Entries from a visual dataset
============

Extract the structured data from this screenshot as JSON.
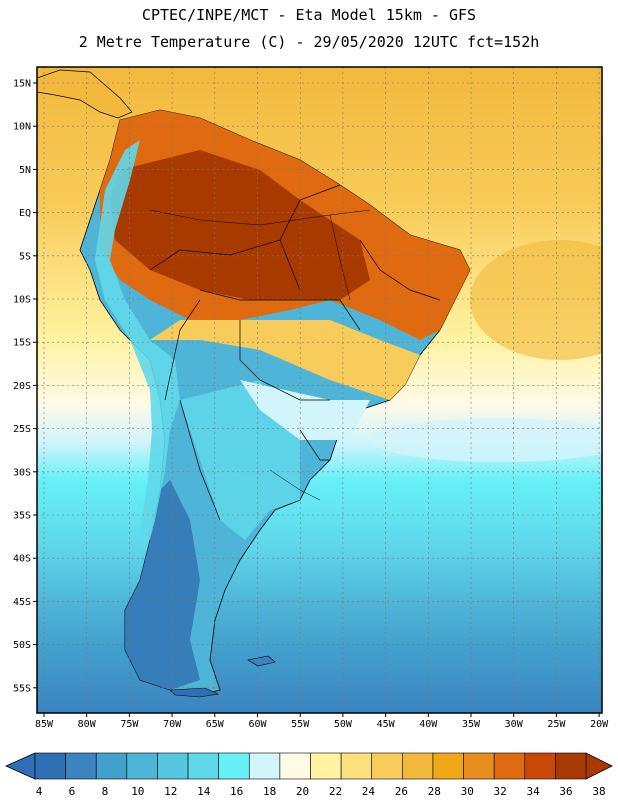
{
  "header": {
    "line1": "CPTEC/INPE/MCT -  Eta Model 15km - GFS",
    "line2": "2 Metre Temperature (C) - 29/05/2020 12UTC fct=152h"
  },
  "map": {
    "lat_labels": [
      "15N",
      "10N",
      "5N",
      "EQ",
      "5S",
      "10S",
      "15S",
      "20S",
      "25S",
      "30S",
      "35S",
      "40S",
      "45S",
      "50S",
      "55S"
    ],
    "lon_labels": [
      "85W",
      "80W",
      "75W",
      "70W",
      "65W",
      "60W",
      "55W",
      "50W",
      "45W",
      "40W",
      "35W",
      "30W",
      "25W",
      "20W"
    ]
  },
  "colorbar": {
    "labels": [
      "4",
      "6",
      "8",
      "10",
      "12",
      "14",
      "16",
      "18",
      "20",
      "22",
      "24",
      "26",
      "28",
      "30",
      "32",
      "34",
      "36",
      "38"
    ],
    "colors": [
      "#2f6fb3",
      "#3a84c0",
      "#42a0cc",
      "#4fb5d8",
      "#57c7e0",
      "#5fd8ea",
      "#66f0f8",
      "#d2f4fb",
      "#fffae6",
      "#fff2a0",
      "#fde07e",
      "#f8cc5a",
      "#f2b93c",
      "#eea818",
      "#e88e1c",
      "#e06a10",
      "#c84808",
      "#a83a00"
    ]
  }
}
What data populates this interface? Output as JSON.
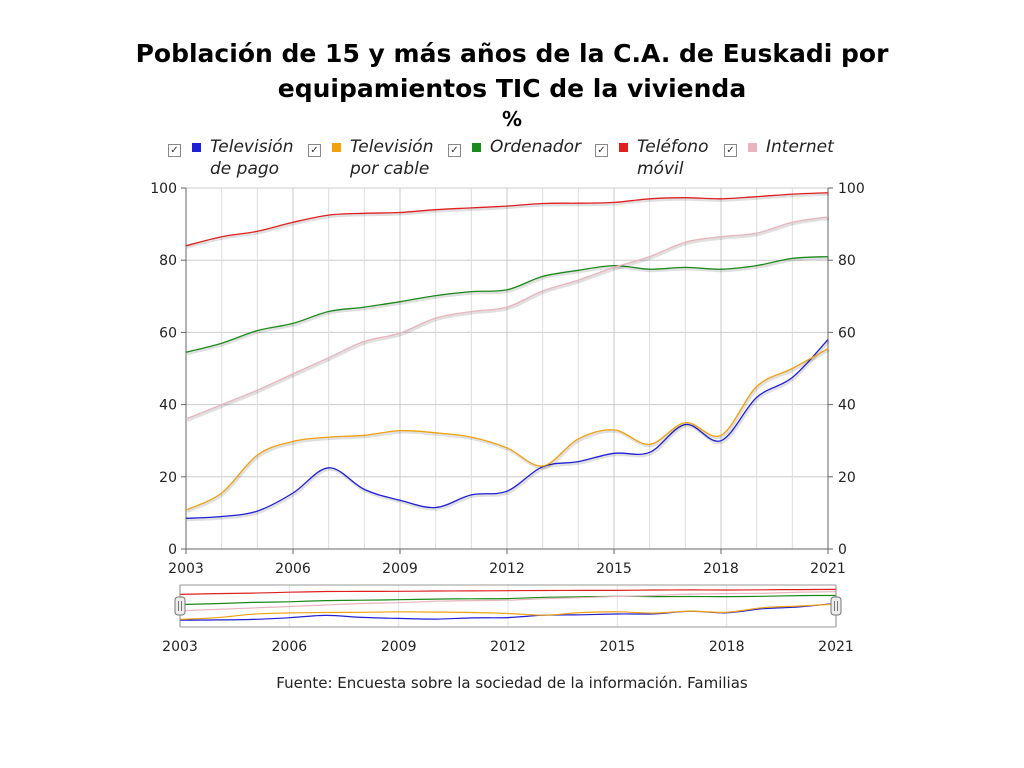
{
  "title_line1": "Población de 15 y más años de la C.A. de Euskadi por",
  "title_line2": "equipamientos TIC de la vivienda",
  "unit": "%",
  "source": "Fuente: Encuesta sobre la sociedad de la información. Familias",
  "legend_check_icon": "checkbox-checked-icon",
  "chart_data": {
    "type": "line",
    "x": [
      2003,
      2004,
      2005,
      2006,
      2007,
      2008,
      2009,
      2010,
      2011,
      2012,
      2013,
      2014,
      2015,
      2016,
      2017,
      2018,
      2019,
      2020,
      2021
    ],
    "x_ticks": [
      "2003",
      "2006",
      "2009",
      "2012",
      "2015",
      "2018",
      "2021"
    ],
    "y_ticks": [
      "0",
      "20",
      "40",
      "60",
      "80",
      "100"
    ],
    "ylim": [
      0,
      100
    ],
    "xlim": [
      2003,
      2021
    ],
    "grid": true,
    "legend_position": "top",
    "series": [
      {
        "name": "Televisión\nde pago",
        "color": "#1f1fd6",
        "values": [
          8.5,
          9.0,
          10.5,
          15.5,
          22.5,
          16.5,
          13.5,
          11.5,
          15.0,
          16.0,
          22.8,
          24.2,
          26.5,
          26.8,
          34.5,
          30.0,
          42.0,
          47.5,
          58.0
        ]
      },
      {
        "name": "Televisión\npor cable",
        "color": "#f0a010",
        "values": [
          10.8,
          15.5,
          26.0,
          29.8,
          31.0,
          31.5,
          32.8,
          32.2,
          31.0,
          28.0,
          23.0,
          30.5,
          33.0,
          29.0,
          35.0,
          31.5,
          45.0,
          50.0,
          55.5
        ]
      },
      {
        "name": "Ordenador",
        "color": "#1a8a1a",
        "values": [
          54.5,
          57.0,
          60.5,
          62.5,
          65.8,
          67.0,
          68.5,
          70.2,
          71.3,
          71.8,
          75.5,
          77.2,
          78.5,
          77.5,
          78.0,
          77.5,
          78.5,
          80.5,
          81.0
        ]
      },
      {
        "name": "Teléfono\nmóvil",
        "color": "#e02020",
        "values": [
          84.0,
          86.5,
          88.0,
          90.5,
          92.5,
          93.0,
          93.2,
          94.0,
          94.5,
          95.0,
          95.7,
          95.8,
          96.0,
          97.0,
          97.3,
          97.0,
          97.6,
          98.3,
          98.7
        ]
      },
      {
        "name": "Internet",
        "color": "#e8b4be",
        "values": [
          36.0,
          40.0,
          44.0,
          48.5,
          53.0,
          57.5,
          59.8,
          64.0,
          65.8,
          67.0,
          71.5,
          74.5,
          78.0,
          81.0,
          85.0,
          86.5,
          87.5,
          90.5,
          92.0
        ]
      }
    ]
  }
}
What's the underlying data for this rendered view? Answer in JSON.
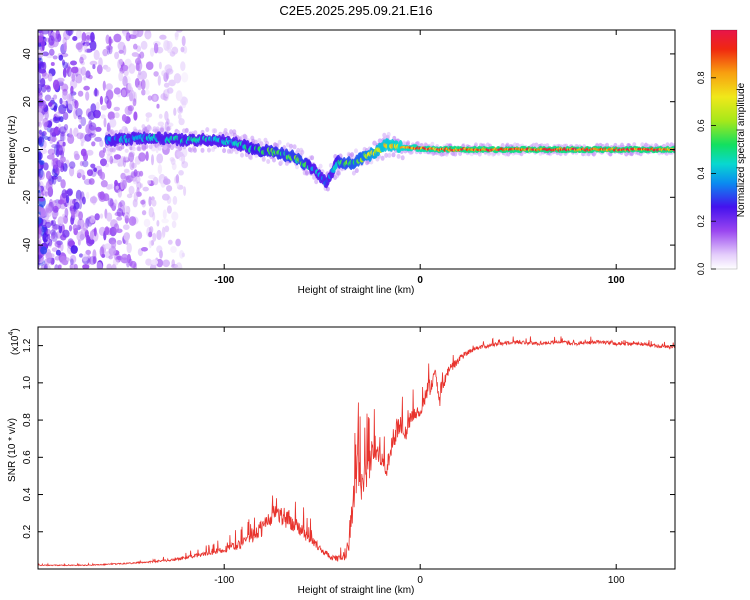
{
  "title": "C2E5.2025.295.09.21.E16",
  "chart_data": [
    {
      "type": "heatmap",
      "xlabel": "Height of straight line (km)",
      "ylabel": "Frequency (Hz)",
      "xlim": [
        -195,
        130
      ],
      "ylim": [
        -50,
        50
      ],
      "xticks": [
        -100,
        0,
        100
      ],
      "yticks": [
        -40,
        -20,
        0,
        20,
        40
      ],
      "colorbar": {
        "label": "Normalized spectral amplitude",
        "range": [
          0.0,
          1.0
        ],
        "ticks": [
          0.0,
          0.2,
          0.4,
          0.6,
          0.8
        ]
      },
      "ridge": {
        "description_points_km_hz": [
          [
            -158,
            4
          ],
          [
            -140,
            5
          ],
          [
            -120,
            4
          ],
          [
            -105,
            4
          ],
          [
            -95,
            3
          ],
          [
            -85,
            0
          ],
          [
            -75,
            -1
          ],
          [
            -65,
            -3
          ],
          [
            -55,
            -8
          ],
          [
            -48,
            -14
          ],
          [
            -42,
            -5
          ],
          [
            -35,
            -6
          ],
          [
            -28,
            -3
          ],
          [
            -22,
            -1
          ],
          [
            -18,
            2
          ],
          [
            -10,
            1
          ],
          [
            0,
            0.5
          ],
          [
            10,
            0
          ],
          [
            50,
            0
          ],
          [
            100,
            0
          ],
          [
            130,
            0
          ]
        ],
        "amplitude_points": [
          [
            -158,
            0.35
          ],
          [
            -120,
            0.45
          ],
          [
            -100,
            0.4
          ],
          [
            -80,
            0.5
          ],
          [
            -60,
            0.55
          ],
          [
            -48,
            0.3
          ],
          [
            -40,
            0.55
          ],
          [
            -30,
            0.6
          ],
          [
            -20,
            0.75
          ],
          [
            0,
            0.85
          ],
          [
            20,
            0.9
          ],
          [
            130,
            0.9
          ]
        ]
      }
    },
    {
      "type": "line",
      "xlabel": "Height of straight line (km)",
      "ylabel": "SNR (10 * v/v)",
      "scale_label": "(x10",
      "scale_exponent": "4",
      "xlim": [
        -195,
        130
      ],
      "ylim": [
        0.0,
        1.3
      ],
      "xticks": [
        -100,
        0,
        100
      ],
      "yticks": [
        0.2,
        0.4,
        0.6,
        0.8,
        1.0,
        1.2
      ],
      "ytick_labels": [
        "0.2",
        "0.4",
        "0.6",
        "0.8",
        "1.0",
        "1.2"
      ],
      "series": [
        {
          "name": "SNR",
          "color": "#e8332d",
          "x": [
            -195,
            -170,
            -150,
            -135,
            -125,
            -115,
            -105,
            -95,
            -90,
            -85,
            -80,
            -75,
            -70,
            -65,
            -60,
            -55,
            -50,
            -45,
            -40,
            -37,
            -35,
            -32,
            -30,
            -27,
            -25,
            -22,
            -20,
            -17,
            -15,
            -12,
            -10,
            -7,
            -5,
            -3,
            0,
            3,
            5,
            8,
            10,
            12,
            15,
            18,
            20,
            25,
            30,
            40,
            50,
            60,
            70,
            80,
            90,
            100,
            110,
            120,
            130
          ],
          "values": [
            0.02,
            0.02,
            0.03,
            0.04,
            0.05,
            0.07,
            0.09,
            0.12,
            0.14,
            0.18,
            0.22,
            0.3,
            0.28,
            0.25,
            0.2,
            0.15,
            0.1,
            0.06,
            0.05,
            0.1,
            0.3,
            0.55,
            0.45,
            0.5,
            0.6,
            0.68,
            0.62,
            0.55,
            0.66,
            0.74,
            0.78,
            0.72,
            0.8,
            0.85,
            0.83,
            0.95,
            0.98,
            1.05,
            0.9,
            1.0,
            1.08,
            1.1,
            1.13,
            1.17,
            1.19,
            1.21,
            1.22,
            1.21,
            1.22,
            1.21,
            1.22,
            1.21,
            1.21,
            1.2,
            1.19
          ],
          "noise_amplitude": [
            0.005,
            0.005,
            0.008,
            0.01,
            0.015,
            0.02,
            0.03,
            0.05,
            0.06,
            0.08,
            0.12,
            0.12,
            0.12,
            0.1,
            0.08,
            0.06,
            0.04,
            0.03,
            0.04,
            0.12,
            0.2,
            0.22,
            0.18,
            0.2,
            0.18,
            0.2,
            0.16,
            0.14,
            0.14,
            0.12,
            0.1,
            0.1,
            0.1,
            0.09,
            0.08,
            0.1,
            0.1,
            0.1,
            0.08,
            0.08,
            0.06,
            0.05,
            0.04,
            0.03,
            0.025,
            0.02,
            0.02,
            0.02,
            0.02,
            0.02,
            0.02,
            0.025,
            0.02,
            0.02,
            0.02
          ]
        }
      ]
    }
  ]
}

============

* _Task instructions_
How many of the lines above include the string "What"? Answer with the number only.

* _Reply to the task_
2